◆ Task requirements ◆
Copy every one of the following entries verbatim, keeping each line unchanged and in its original order.

begin Data extract

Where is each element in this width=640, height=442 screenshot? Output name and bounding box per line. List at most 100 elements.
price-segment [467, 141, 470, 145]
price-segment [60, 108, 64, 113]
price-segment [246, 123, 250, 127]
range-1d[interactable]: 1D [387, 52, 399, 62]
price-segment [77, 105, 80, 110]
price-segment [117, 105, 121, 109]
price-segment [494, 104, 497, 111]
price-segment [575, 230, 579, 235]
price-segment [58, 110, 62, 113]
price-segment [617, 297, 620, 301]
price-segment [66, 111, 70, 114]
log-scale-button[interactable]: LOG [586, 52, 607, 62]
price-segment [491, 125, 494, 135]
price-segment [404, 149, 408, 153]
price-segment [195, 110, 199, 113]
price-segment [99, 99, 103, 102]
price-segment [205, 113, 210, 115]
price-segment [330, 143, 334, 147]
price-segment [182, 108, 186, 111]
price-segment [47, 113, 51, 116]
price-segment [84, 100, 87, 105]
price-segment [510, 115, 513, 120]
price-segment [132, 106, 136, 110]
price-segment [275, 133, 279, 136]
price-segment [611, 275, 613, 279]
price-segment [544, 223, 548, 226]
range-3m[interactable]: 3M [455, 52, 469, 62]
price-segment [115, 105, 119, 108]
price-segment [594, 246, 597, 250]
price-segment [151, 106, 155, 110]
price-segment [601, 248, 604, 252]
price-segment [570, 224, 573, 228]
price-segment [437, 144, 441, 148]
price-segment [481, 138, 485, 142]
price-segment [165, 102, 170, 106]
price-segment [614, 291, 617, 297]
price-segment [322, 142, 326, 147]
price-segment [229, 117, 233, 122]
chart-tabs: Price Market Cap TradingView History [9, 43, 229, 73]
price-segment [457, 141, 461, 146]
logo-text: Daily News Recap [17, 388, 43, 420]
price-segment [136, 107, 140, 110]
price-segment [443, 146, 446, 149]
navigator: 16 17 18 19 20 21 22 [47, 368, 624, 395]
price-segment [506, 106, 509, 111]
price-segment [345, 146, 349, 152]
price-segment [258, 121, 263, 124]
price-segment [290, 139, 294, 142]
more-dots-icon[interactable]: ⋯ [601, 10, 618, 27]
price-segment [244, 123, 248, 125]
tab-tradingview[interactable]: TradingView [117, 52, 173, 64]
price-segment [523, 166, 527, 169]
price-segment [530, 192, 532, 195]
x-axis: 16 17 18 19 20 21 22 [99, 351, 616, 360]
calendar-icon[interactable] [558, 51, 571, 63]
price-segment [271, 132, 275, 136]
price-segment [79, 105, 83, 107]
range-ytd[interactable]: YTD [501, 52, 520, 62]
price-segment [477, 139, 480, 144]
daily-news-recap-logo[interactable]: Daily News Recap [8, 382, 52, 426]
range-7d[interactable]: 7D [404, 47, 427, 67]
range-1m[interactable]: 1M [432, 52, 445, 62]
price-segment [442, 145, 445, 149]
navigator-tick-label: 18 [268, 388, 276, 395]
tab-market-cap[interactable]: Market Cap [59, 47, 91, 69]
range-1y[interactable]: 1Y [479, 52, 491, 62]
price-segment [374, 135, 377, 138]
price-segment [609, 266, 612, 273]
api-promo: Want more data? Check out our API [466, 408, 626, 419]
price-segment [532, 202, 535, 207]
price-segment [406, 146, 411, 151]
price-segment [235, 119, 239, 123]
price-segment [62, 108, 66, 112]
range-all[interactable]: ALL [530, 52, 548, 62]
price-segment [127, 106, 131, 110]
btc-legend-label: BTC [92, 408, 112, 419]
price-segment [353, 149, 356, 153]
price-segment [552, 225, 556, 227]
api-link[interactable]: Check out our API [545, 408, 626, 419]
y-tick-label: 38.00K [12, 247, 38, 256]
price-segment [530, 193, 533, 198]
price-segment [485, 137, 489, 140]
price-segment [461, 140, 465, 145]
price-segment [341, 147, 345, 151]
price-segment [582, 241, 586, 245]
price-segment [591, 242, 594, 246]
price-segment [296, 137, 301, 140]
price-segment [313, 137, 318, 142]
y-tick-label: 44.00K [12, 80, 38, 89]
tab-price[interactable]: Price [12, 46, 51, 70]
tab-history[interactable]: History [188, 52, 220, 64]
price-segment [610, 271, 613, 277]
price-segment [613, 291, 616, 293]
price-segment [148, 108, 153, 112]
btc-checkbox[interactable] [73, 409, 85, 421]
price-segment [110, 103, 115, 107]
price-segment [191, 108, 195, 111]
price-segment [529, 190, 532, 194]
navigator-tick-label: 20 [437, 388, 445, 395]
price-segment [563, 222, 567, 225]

end Data extract

◆ Exercise solution ◆
Where is each element in this width=640, height=442 screenshot? Output name and bounding box per line. List at most 100 elements.
price-segment [467, 141, 470, 145]
price-segment [60, 108, 64, 113]
price-segment [246, 123, 250, 127]
range-1d[interactable]: 1D [387, 52, 399, 62]
price-segment [77, 105, 80, 110]
price-segment [117, 105, 121, 109]
price-segment [494, 104, 497, 111]
price-segment [575, 230, 579, 235]
price-segment [58, 110, 62, 113]
price-segment [617, 297, 620, 301]
price-segment [66, 111, 70, 114]
log-scale-button[interactable]: LOG [586, 52, 607, 62]
price-segment [491, 125, 494, 135]
price-segment [404, 149, 408, 153]
price-segment [195, 110, 199, 113]
price-segment [99, 99, 103, 102]
price-segment [205, 113, 210, 115]
price-segment [330, 143, 334, 147]
price-segment [182, 108, 186, 111]
price-segment [47, 113, 51, 116]
price-segment [84, 100, 87, 105]
price-segment [510, 115, 513, 120]
price-segment [132, 106, 136, 110]
price-segment [275, 133, 279, 136]
price-segment [611, 275, 613, 279]
price-segment [544, 223, 548, 226]
range-3m[interactable]: 3M [455, 52, 469, 62]
price-segment [115, 105, 119, 108]
price-segment [594, 246, 597, 250]
price-segment [151, 106, 155, 110]
price-segment [601, 248, 604, 252]
price-segment [570, 224, 573, 228]
price-segment [437, 144, 441, 148]
price-segment [481, 138, 485, 142]
price-segment [165, 102, 170, 106]
price-segment [614, 291, 617, 297]
price-segment [322, 142, 326, 147]
price-segment [229, 117, 233, 122]
chart-tabs: Price Market Cap TradingView History [9, 43, 229, 73]
price-segment [457, 141, 461, 146]
logo-text: Daily News Recap [17, 388, 43, 420]
price-segment [136, 107, 140, 110]
price-segment [443, 146, 446, 149]
navigator: 16 17 18 19 20 21 22 [47, 368, 624, 395]
price-segment [506, 106, 509, 111]
price-segment [345, 146, 349, 152]
price-segment [258, 121, 263, 124]
price-segment [290, 139, 294, 142]
more-dots-icon[interactable]: ⋯ [601, 10, 618, 27]
price-segment [244, 123, 248, 125]
tab-tradingview[interactable]: TradingView [117, 52, 173, 64]
price-segment [523, 166, 527, 169]
price-segment [530, 192, 532, 195]
x-axis: 16 17 18 19 20 21 22 [99, 351, 616, 360]
calendar-icon[interactable] [558, 51, 571, 63]
price-segment [271, 132, 275, 136]
price-segment [79, 105, 83, 107]
range-ytd[interactable]: YTD [501, 52, 520, 62]
price-segment [477, 139, 480, 144]
daily-news-recap-logo[interactable]: Daily News Recap [8, 382, 52, 426]
range-7d[interactable]: 7D [404, 47, 427, 67]
range-1m[interactable]: 1M [432, 52, 445, 62]
price-segment [442, 145, 445, 149]
navigator-tick-label: 18 [268, 388, 276, 395]
tab-market-cap[interactable]: Market Cap [59, 47, 91, 69]
range-1y[interactable]: 1Y [479, 52, 491, 62]
price-segment [374, 135, 377, 138]
price-segment [609, 266, 612, 273]
api-promo: Want more data? Check out our API [466, 408, 626, 419]
price-segment [532, 202, 535, 207]
price-segment [406, 146, 411, 151]
price-segment [235, 119, 239, 123]
price-segment [62, 108, 66, 112]
range-all[interactable]: ALL [530, 52, 548, 62]
price-segment [127, 106, 131, 110]
btc-legend-label: BTC [92, 408, 112, 419]
price-segment [353, 149, 356, 153]
price-segment [552, 225, 556, 227]
api-link[interactable]: Check out our API [545, 408, 626, 419]
y-tick-label: 38.00K [12, 247, 38, 256]
price-segment [530, 193, 533, 198]
price-segment [485, 137, 489, 140]
price-segment [461, 140, 465, 145]
price-segment [341, 147, 345, 151]
price-segment [582, 241, 586, 245]
price-segment [591, 242, 594, 246]
price-segment [296, 137, 301, 140]
price-segment [313, 137, 318, 142]
y-tick-label: 44.00K [12, 80, 38, 89]
tab-price[interactable]: Price [12, 46, 51, 70]
tab-history[interactable]: History [188, 52, 220, 64]
price-segment [610, 271, 613, 277]
price-segment [613, 291, 616, 293]
price-segment [148, 108, 153, 112]
btc-checkbox[interactable] [73, 409, 85, 421]
price-segment [110, 103, 115, 107]
price-segment [191, 108, 195, 111]
price-segment [529, 190, 532, 194]
navigator-tick-label: 20 [437, 388, 445, 395]
price-segment [563, 222, 567, 225]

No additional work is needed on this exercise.